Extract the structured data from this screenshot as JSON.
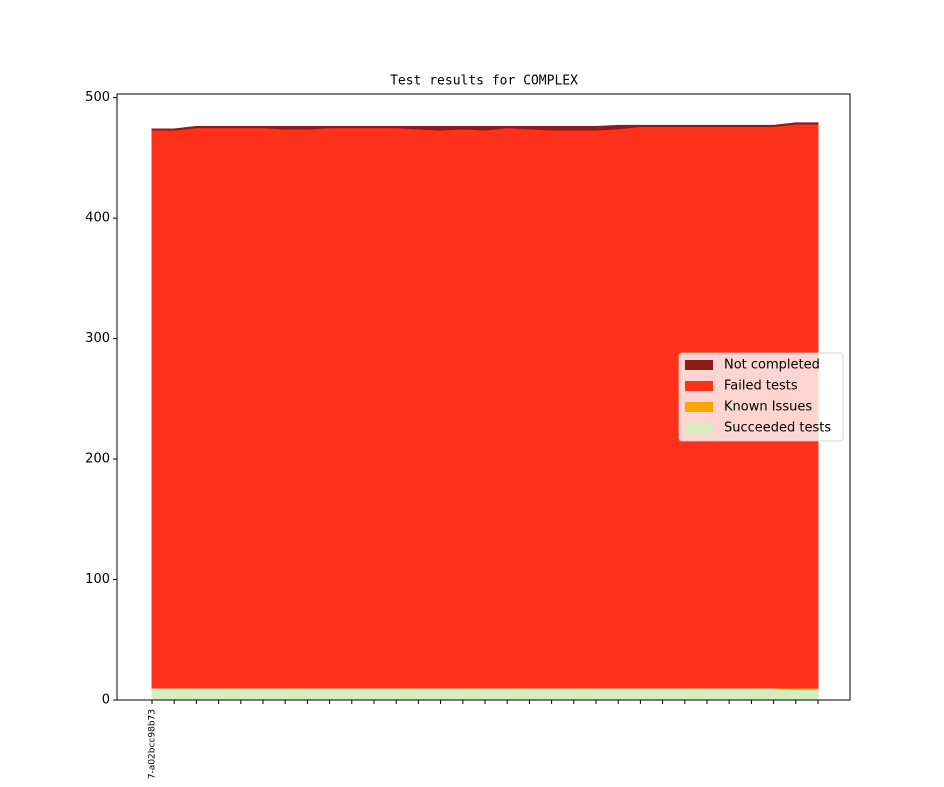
{
  "chart_data": {
    "type": "stacked_area",
    "title": "Test results for COMPLEX",
    "categories": [
      "7-a02bcc98b73",
      null,
      null,
      null,
      null,
      null,
      null,
      null,
      null,
      null,
      null,
      null,
      null,
      null,
      null,
      null,
      null,
      null,
      null,
      null,
      null,
      null,
      null,
      null,
      null,
      null,
      null,
      null,
      null,
      null,
      null
    ],
    "series": [
      {
        "name": "Succeeded tests",
        "color": "#d4efbd",
        "values": [
          10,
          10,
          10,
          10,
          10,
          10,
          10,
          10,
          10,
          10,
          10,
          10,
          10,
          10,
          10,
          10,
          10,
          10,
          10,
          10,
          10,
          10,
          10,
          10,
          10,
          10,
          10,
          10,
          10,
          9,
          9
        ]
      },
      {
        "name": "Known Issues",
        "color": "#ffa500",
        "values": [
          0,
          0,
          0,
          0,
          0,
          0,
          0,
          0,
          0,
          0,
          0,
          0,
          0,
          0,
          0,
          0,
          0,
          0,
          0,
          0,
          0,
          0,
          0,
          0,
          0,
          0,
          0,
          0,
          0,
          1,
          1
        ]
      },
      {
        "name": "Failed tests",
        "color": "#ff311a",
        "values": [
          463,
          463,
          465,
          465,
          465,
          465,
          464,
          464,
          465,
          465,
          465,
          465,
          464,
          463,
          464,
          463,
          465,
          464,
          463,
          463,
          463,
          464,
          466,
          466,
          466,
          466,
          466,
          466,
          466,
          468,
          468
        ]
      },
      {
        "name": "Not completed",
        "color": "#8b1c1c",
        "values": [
          1,
          1,
          1,
          1,
          1,
          1,
          2,
          2,
          1,
          1,
          1,
          1,
          2,
          3,
          2,
          3,
          1,
          2,
          3,
          3,
          3,
          3,
          1,
          1,
          1,
          1,
          1,
          1,
          1,
          1,
          1
        ]
      }
    ],
    "ylim": [
      0,
      503
    ],
    "yticks": [
      0,
      100,
      200,
      300,
      400,
      500
    ],
    "legend": "center right"
  }
}
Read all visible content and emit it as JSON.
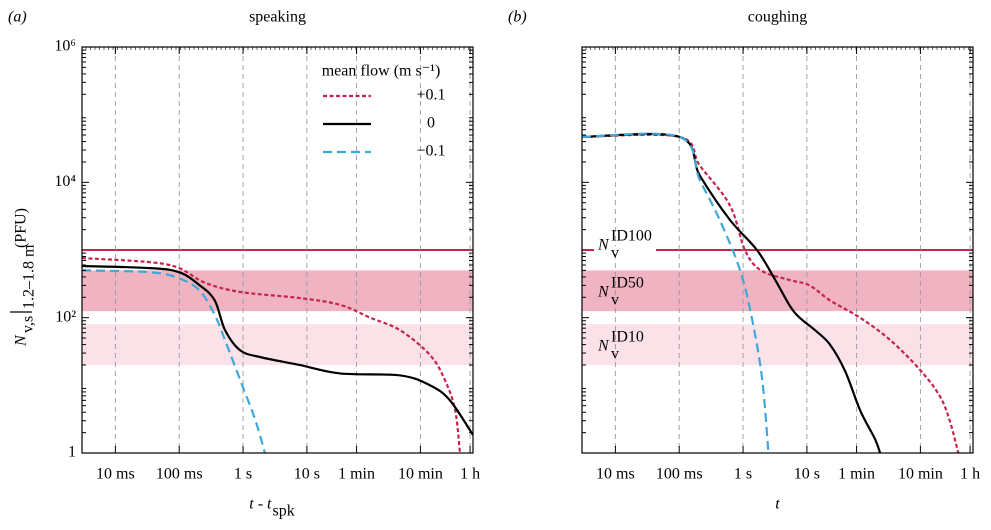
{
  "chart_data": [
    {
      "type": "line",
      "panel": "(a)",
      "title": "speaking",
      "xlabel": {
        "text": "t - t",
        "sub": "spk"
      },
      "ylabel": {
        "symbol": "N",
        "sub": "v,s",
        "eval": "1.2–1.8 m",
        "unit": "(PFU)"
      },
      "xscale": "log",
      "yscale": "log",
      "grid": true,
      "xlim": [
        0.003,
        4000
      ],
      "ylim": [
        1,
        1000000
      ],
      "xticks": [
        {
          "value": 0.01,
          "label": "10 ms"
        },
        {
          "value": 0.1,
          "label": "100 ms"
        },
        {
          "value": 1,
          "label": "1 s"
        },
        {
          "value": 10,
          "label": "10 s"
        },
        {
          "value": 60,
          "label": "1 min"
        },
        {
          "value": 600,
          "label": "10 min"
        },
        {
          "value": 3600,
          "label": "1 h"
        }
      ],
      "yticks": [
        1,
        {
          "value": 100,
          "label": "10²"
        },
        {
          "value": 10000,
          "label": "10⁴"
        },
        {
          "value": 1000000,
          "label": "10⁶"
        }
      ],
      "hline": {
        "value": 1000,
        "color": "#c8234d"
      },
      "bands": [
        {
          "range": [
            125,
            500
          ],
          "color": "#efb3c1"
        },
        {
          "range": [
            20,
            80
          ],
          "color": "#fbe2e8"
        }
      ],
      "legend": "upper right",
      "legend_title": "mean flow (m s⁻¹)",
      "series": [
        {
          "name": "+0.1",
          "color": "#c8234d",
          "dash": "dotted",
          "x": [
            0.003,
            0.035,
            0.1,
            0.25,
            0.9,
            7.7,
            33,
            98,
            290,
            850,
            1450,
            2100,
            2500
          ],
          "values": [
            760,
            660,
            540,
            330,
            240,
            195,
            155,
            100,
            65,
            28,
            12,
            4.3,
            1
          ]
        },
        {
          "name": "0",
          "color": "#000000",
          "dash": "solid",
          "x": [
            0.003,
            0.035,
            0.1,
            0.21,
            0.36,
            0.52,
            0.9,
            1.9,
            7.7,
            33,
            290,
            850,
            1740,
            4000
          ],
          "values": [
            580,
            540,
            470,
            300,
            180,
            66,
            33,
            26,
            20,
            15,
            14,
            10,
            6,
            1.85
          ]
        },
        {
          "name": "−0.1",
          "color": "#3ea8d8",
          "dash": "dashed",
          "x": [
            0.003,
            0.035,
            0.1,
            0.21,
            0.36,
            0.52,
            0.9,
            1.55,
            2.2
          ],
          "values": [
            500,
            470,
            380,
            250,
            110,
            47,
            12,
            3.1,
            1
          ]
        }
      ]
    },
    {
      "type": "line",
      "panel": "(b)",
      "title": "coughing",
      "xlabel": {
        "text": "t"
      },
      "xscale": "log",
      "yscale": "log",
      "grid": true,
      "xlim": [
        0.003,
        4000
      ],
      "ylim": [
        1,
        1000000
      ],
      "xticks": [
        {
          "value": 0.01,
          "label": "10 ms"
        },
        {
          "value": 0.1,
          "label": "100 ms"
        },
        {
          "value": 1,
          "label": "1 s"
        },
        {
          "value": 10,
          "label": "10 s"
        },
        {
          "value": 60,
          "label": "1 min"
        },
        {
          "value": 600,
          "label": "10 min"
        },
        {
          "value": 3600,
          "label": "1 h"
        }
      ],
      "yticks": [
        1,
        100,
        10000,
        1000000
      ],
      "hline": {
        "value": 1000,
        "color": "#c8234d",
        "label": {
          "symbol": "N",
          "sub": "v",
          "sup": "ID100"
        }
      },
      "bands": [
        {
          "range": [
            125,
            500
          ],
          "color": "#efb3c1",
          "label": {
            "symbol": "N",
            "sub": "v",
            "sup": "ID50"
          }
        },
        {
          "range": [
            20,
            80
          ],
          "color": "#fbe2e8",
          "label": {
            "symbol": "N",
            "sub": "v",
            "sup": "ID10"
          }
        }
      ],
      "series": [
        {
          "color": "#c8234d",
          "dash": "dotted",
          "x": [
            0.003,
            0.1,
            0.21,
            0.62,
            1.07,
            1.9,
            5.4,
            11,
            23,
            68,
            200,
            590,
            1200,
            1730,
            2350
          ],
          "values": [
            47000,
            47000,
            17700,
            4600,
            1000,
            500,
            360,
            300,
            180,
            100,
            47,
            17,
            7,
            3,
            1
          ]
        },
        {
          "color": "#000000",
          "dash": "solid",
          "x": [
            0.003,
            0.1,
            0.21,
            0.62,
            1.65,
            3.2,
            5.4,
            7.7,
            13.5,
            23,
            40,
            68,
            117,
            140
          ],
          "values": [
            47000,
            47000,
            12600,
            2800,
            1000,
            360,
            150,
            100,
            65,
            40,
            16,
            4.3,
            1.6,
            1
          ]
        },
        {
          "color": "#3ea8d8",
          "dash": "dashed",
          "x": [
            0.003,
            0.1,
            0.21,
            0.43,
            0.9,
            1.4,
            2,
            2.5
          ],
          "values": [
            47000,
            47000,
            10800,
            2800,
            500,
            90,
            12,
            1
          ]
        }
      ]
    }
  ]
}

==*==

Pictures in the data above should not be copied; transcribe everything else exactly.

## WORKED ANSWER
Extract the structured data from this screenshot as JSON.
{
  "chart_data": {
    "type": "stacked_area",
    "title": "Test results for COMPLEX",
    "categories": [
      "7-a02bcc98b73",
      null,
      null,
      null,
      null,
      null,
      null,
      null,
      null,
      null,
      null,
      null,
      null,
      null,
      null,
      null,
      null,
      null,
      null,
      null,
      null,
      null,
      null,
      null,
      null,
      null,
      null,
      null,
      null,
      null,
      null
    ],
    "series": [
      {
        "name": "Succeeded tests",
        "color": "#d4efbd",
        "values": [
          10,
          10,
          10,
          10,
          10,
          10,
          10,
          10,
          10,
          10,
          10,
          10,
          10,
          10,
          10,
          10,
          10,
          10,
          10,
          10,
          10,
          10,
          10,
          10,
          10,
          10,
          10,
          10,
          10,
          9,
          9
        ]
      },
      {
        "name": "Known Issues",
        "color": "#ffa500",
        "values": [
          0,
          0,
          0,
          0,
          0,
          0,
          0,
          0,
          0,
          0,
          0,
          0,
          0,
          0,
          0,
          0,
          0,
          0,
          0,
          0,
          0,
          0,
          0,
          0,
          0,
          0,
          0,
          0,
          0,
          1,
          1
        ]
      },
      {
        "name": "Failed tests",
        "color": "#ff311a",
        "values": [
          463,
          463,
          465,
          465,
          465,
          465,
          464,
          464,
          465,
          465,
          465,
          465,
          464,
          463,
          464,
          463,
          465,
          464,
          463,
          463,
          463,
          464,
          466,
          466,
          466,
          466,
          466,
          466,
          466,
          468,
          468
        ]
      },
      {
        "name": "Not completed",
        "color": "#8b1c1c",
        "values": [
          1,
          1,
          1,
          1,
          1,
          1,
          2,
          2,
          1,
          1,
          1,
          1,
          2,
          3,
          2,
          3,
          1,
          2,
          3,
          3,
          3,
          3,
          1,
          1,
          1,
          1,
          1,
          1,
          1,
          1,
          1
        ]
      }
    ],
    "ylim": [
      0,
      503
    ],
    "yticks": [
      0,
      100,
      200,
      300,
      400,
      500
    ],
    "legend": "center right"
  }
}
Read all visible content and emit it as JSON.
{
  "chart_data": [
    {
      "type": "line",
      "panel": "(a)",
      "title": "speaking",
      "xlabel": {
        "text": "t - t",
        "sub": "spk"
      },
      "ylabel": {
        "symbol": "N",
        "sub": "v,s",
        "eval": "1.2–1.8 m",
        "unit": "(PFU)"
      },
      "xscale": "log",
      "yscale": "log",
      "grid": true,
      "xlim": [
        0.003,
        4000
      ],
      "ylim": [
        1,
        1000000
      ],
      "xticks": [
        {
          "value": 0.01,
          "label": "10 ms"
        },
        {
          "value": 0.1,
          "label": "100 ms"
        },
        {
          "value": 1,
          "label": "1 s"
        },
        {
          "value": 10,
          "label": "10 s"
        },
        {
          "value": 60,
          "label": "1 min"
        },
        {
          "value": 600,
          "label": "10 min"
        },
        {
          "value": 3600,
          "label": "1 h"
        }
      ],
      "yticks": [
        1,
        {
          "value": 100,
          "label": "10²"
        },
        {
          "value": 10000,
          "label": "10⁴"
        },
        {
          "value": 1000000,
          "label": "10⁶"
        }
      ],
      "hline": {
        "value": 1000,
        "color": "#c8234d"
      },
      "bands": [
        {
          "range": [
            125,
            500
          ],
          "color": "#efb3c1"
        },
        {
          "range": [
            20,
            80
          ],
          "color": "#fbe2e8"
        }
      ],
      "legend": "upper right",
      "legend_title": "mean flow (m s⁻¹)",
      "series": [
        {
          "name": "+0.1",
          "color": "#c8234d",
          "dash": "dotted",
          "x": [
            0.003,
            0.035,
            0.1,
            0.25,
            0.9,
            7.7,
            33,
            98,
            290,
            850,
            1450,
            2100,
            2500
          ],
          "values": [
            760,
            660,
            540,
            330,
            240,
            195,
            155,
            100,
            65,
            28,
            12,
            4.3,
            1
          ]
        },
        {
          "name": "0",
          "color": "#000000",
          "dash": "solid",
          "x": [
            0.003,
            0.035,
            0.1,
            0.21,
            0.36,
            0.52,
            0.9,
            1.9,
            7.7,
            33,
            290,
            850,
            1740,
            4000
          ],
          "values": [
            580,
            540,
            470,
            300,
            180,
            66,
            33,
            26,
            20,
            15,
            14,
            10,
            6,
            1.85
          ]
        },
        {
          "name": "−0.1",
          "color": "#3ea8d8",
          "dash": "dashed",
          "x": [
            0.003,
            0.035,
            0.1,
            0.21,
            0.36,
            0.52,
            0.9,
            1.55,
            2.2
          ],
          "values": [
            500,
            470,
            380,
            250,
            110,
            47,
            12,
            3.1,
            1
          ]
        }
      ]
    },
    {
      "type": "line",
      "panel": "(b)",
      "title": "coughing",
      "xlabel": {
        "text": "t"
      },
      "xscale": "log",
      "yscale": "log",
      "grid": true,
      "xlim": [
        0.003,
        4000
      ],
      "ylim": [
        1,
        1000000
      ],
      "xticks": [
        {
          "value": 0.01,
          "label": "10 ms"
        },
        {
          "value": 0.1,
          "label": "100 ms"
        },
        {
          "value": 1,
          "label": "1 s"
        },
        {
          "value": 10,
          "label": "10 s"
        },
        {
          "value": 60,
          "label": "1 min"
        },
        {
          "value": 600,
          "label": "10 min"
        },
        {
          "value": 3600,
          "label": "1 h"
        }
      ],
      "yticks": [
        1,
        100,
        10000,
        1000000
      ],
      "hline": {
        "value": 1000,
        "color": "#c8234d",
        "label": {
          "symbol": "N",
          "sub": "v",
          "sup": "ID100"
        }
      },
      "bands": [
        {
          "range": [
            125,
            500
          ],
          "color": "#efb3c1",
          "label": {
            "symbol": "N",
            "sub": "v",
            "sup": "ID50"
          }
        },
        {
          "range": [
            20,
            80
          ],
          "color": "#fbe2e8",
          "label": {
            "symbol": "N",
            "sub": "v",
            "sup": "ID10"
          }
        }
      ],
      "series": [
        {
          "color": "#c8234d",
          "dash": "dotted",
          "x": [
            0.003,
            0.1,
            0.21,
            0.62,
            1.07,
            1.9,
            5.4,
            11,
            23,
            68,
            200,
            590,
            1200,
            1730,
            2350
          ],
          "values": [
            47000,
            47000,
            17700,
            4600,
            1000,
            500,
            360,
            300,
            180,
            100,
            47,
            17,
            7,
            3,
            1
          ]
        },
        {
          "color": "#000000",
          "dash": "solid",
          "x": [
            0.003,
            0.1,
            0.21,
            0.62,
            1.65,
            3.2,
            5.4,
            7.7,
            13.5,
            23,
            40,
            68,
            117,
            140
          ],
          "values": [
            47000,
            47000,
            12600,
            2800,
            1000,
            360,
            150,
            100,
            65,
            40,
            16,
            4.3,
            1.6,
            1
          ]
        },
        {
          "color": "#3ea8d8",
          "dash": "dashed",
          "x": [
            0.003,
            0.1,
            0.21,
            0.43,
            0.9,
            1.4,
            2,
            2.5
          ],
          "values": [
            47000,
            47000,
            10800,
            2800,
            500,
            90,
            12,
            1
          ]
        }
      ]
    }
  ]
}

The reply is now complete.